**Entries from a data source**
━━━

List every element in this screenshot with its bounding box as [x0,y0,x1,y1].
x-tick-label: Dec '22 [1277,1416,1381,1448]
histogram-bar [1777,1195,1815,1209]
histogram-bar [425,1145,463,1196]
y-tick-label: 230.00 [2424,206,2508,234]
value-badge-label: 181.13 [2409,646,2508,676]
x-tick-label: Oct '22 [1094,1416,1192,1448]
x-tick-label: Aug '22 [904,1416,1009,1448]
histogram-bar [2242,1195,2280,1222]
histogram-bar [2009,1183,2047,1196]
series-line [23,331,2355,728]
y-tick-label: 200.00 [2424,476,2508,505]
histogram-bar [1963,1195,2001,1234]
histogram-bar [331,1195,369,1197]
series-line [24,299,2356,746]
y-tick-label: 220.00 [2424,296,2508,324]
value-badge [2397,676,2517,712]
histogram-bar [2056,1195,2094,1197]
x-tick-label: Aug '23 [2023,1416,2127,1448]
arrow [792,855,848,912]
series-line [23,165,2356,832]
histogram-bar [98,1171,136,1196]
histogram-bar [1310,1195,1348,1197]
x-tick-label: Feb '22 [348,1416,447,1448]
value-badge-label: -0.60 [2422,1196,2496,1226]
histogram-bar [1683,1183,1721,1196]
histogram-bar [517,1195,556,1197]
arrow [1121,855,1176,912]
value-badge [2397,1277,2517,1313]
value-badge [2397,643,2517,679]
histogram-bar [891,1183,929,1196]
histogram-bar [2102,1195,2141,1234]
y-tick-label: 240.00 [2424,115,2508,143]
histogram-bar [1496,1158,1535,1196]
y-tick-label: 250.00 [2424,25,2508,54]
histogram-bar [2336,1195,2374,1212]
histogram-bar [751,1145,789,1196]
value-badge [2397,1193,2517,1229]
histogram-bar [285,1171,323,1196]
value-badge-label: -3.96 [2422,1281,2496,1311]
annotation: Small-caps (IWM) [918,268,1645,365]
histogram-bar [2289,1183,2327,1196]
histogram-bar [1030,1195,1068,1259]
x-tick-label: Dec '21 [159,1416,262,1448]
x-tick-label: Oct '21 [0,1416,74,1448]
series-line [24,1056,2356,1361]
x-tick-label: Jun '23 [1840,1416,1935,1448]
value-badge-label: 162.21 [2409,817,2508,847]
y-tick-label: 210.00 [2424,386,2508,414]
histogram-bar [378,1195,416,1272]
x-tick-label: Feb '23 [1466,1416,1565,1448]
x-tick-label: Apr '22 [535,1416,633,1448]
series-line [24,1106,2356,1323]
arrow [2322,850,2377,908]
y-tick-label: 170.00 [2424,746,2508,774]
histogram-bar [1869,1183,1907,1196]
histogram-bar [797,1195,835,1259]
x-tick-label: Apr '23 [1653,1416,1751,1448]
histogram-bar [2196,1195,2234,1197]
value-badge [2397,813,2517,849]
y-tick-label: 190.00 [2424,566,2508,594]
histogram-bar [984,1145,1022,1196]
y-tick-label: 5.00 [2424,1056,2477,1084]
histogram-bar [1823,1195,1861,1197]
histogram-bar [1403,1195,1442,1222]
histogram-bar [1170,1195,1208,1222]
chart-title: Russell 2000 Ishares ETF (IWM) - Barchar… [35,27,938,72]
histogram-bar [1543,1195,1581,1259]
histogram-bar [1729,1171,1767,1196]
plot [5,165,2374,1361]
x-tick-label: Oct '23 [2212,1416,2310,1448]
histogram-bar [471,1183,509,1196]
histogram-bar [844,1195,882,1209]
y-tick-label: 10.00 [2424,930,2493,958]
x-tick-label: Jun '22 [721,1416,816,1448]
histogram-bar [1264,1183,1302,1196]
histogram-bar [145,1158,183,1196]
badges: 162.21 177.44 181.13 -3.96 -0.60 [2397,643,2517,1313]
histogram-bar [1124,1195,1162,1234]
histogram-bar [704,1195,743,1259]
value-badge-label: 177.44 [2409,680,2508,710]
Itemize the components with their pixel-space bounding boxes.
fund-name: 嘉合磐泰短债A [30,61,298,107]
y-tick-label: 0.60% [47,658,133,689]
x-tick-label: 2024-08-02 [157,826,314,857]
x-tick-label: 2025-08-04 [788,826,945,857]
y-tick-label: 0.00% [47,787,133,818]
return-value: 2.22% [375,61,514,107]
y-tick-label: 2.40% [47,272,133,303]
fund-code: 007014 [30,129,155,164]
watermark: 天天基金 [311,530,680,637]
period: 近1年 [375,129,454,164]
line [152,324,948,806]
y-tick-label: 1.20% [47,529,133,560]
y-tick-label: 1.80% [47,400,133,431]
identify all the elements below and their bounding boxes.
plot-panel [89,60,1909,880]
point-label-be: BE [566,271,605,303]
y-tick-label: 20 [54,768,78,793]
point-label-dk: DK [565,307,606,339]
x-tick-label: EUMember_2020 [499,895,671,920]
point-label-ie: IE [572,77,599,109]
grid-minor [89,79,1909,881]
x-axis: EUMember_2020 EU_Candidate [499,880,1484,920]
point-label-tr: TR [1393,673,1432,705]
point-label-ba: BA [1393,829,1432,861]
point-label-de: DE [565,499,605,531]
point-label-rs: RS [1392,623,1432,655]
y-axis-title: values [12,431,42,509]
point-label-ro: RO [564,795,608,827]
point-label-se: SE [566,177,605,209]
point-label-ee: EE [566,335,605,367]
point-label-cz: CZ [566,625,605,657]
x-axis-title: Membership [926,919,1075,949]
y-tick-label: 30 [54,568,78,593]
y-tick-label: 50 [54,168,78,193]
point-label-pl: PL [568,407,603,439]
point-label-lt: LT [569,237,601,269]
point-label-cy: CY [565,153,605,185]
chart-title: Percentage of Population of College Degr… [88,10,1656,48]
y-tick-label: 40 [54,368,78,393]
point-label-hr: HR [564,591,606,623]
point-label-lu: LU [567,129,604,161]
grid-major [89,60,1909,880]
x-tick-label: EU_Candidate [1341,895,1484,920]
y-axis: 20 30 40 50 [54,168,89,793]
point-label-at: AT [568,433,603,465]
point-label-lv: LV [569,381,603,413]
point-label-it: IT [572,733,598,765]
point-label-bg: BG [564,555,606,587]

━━━

**AIM OF THE EXERCISE**
Switch each "histogram-bar" in the entries to "volume-bar" and leave everything else the same.

**RESPONSE TO THIS TASK**
List every element in this screenshot with its bounding box as [x0,y0,x1,y1].
x-tick-label: Dec '22 [1277,1416,1381,1448]
volume-bar [1777,1195,1815,1209]
volume-bar [425,1145,463,1196]
y-tick-label: 230.00 [2424,206,2508,234]
value-badge-label: 181.13 [2409,646,2508,676]
x-tick-label: Oct '22 [1094,1416,1192,1448]
x-tick-label: Aug '22 [904,1416,1009,1448]
volume-bar [2242,1195,2280,1222]
volume-bar [2009,1183,2047,1196]
series-line [23,331,2355,728]
y-tick-label: 200.00 [2424,476,2508,505]
volume-bar [1963,1195,2001,1234]
volume-bar [331,1195,369,1197]
series-line [24,299,2356,746]
y-tick-label: 220.00 [2424,296,2508,324]
value-badge [2397,676,2517,712]
volume-bar [2056,1195,2094,1197]
x-tick-label: Aug '23 [2023,1416,2127,1448]
arrow [792,855,848,912]
series-line [23,165,2356,832]
volume-bar [98,1171,136,1196]
volume-bar [1310,1195,1348,1197]
x-tick-label: Feb '22 [348,1416,447,1448]
value-badge-label: -0.60 [2422,1196,2496,1226]
volume-bar [1683,1183,1721,1196]
volume-bar [517,1195,556,1197]
arrow [1121,855,1176,912]
value-badge [2397,1277,2517,1313]
value-badge [2397,643,2517,679]
volume-bar [891,1183,929,1196]
volume-bar [2102,1195,2141,1234]
y-tick-label: 240.00 [2424,115,2508,143]
volume-bar [1496,1158,1535,1196]
y-tick-label: 250.00 [2424,25,2508,54]
volume-bar [2336,1195,2374,1212]
volume-bar [751,1145,789,1196]
value-badge [2397,1193,2517,1229]
volume-bar [285,1171,323,1196]
value-badge-label: -3.96 [2422,1281,2496,1311]
annotation: Small-caps (IWM) [918,268,1645,365]
volume-bar [2289,1183,2327,1196]
volume-bar [1030,1195,1068,1259]
x-tick-label: Dec '21 [159,1416,262,1448]
x-tick-label: Oct '21 [0,1416,74,1448]
series-line [24,1056,2356,1361]
x-tick-label: Jun '23 [1840,1416,1935,1448]
value-badge-label: 162.21 [2409,817,2508,847]
y-tick-label: 210.00 [2424,386,2508,414]
volume-bar [378,1195,416,1272]
x-tick-label: Feb '23 [1466,1416,1565,1448]
x-tick-label: Apr '22 [535,1416,633,1448]
series-line [24,1106,2356,1323]
arrow [2322,850,2377,908]
y-tick-label: 170.00 [2424,746,2508,774]
volume-bar [1869,1183,1907,1196]
volume-bar [797,1195,835,1259]
x-tick-label: Apr '23 [1653,1416,1751,1448]
volume-bar [2196,1195,2234,1197]
value-badge [2397,813,2517,849]
y-tick-label: 190.00 [2424,566,2508,594]
volume-bar [984,1145,1022,1196]
y-tick-label: 5.00 [2424,1056,2477,1084]
volume-bar [1823,1195,1861,1197]
volume-bar [1403,1195,1442,1222]
volume-bar [1170,1195,1208,1222]
chart-title: Russell 2000 Ishares ETF (IWM) - Barchar… [35,27,938,72]
volume-bar [1543,1195,1581,1259]
volume-bar [1729,1171,1767,1196]
plot [5,165,2374,1361]
x-tick-label: Oct '23 [2212,1416,2310,1448]
volume-bar [471,1183,509,1196]
volume-bar [844,1195,882,1209]
y-tick-label: 10.00 [2424,930,2493,958]
x-tick-label: Jun '22 [721,1416,816,1448]
volume-bar [1264,1183,1302,1196]
volume-bar [145,1158,183,1196]
badges: 162.21 177.44 181.13 -3.96 -0.60 [2397,643,2517,1313]
volume-bar [1124,1195,1162,1234]
volume-bar [704,1195,743,1259]
value-badge-label: 177.44 [2409,680,2508,710]
Itemize the components with their pixel-space bounding boxes.
fund-name: 嘉合磐泰短债A [30,61,298,107]
y-tick-label: 0.60% [47,658,133,689]
x-tick-label: 2024-08-02 [157,826,314,857]
x-tick-label: 2025-08-04 [788,826,945,857]
y-tick-label: 0.00% [47,787,133,818]
return-value: 2.22% [375,61,514,107]
y-tick-label: 2.40% [47,272,133,303]
fund-code: 007014 [30,129,155,164]
watermark: 天天基金 [311,530,680,637]
period: 近1年 [375,129,454,164]
line [152,324,948,806]
y-tick-label: 1.20% [47,529,133,560]
y-tick-label: 1.80% [47,400,133,431]
identify all the elements below and their bounding boxes.
plot-panel [89,60,1909,880]
point-label-be: BE [566,271,605,303]
y-tick-label: 20 [54,768,78,793]
point-label-dk: DK [565,307,606,339]
x-tick-label: EUMember_2020 [499,895,671,920]
point-label-ie: IE [572,77,599,109]
grid-minor [89,79,1909,881]
x-axis: EUMember_2020 EU_Candidate [499,880,1484,920]
point-label-tr: TR [1393,673,1432,705]
point-label-ba: BA [1393,829,1432,861]
point-label-de: DE [565,499,605,531]
point-label-rs: RS [1392,623,1432,655]
y-axis-title: values [12,431,42,509]
point-label-ro: RO [564,795,608,827]
point-label-se: SE [566,177,605,209]
point-label-ee: EE [566,335,605,367]
point-label-cz: CZ [566,625,605,657]
x-axis-title: Membership [926,919,1075,949]
y-tick-label: 30 [54,568,78,593]
y-tick-label: 50 [54,168,78,193]
point-label-pl: PL [568,407,603,439]
point-label-lt: LT [569,237,601,269]
point-label-cy: CY [565,153,605,185]
chart-title: Percentage of Population of College Degr… [88,10,1656,48]
y-tick-label: 40 [54,368,78,393]
point-label-hr: HR [564,591,606,623]
point-label-lu: LU [567,129,604,161]
grid-major [89,60,1909,880]
x-tick-label: EU_Candidate [1341,895,1484,920]
y-axis: 20 30 40 50 [54,168,89,793]
point-label-at: AT [568,433,603,465]
point-label-lv: LV [569,381,603,413]
point-label-it: IT [572,733,598,765]
point-label-bg: BG [564,555,606,587]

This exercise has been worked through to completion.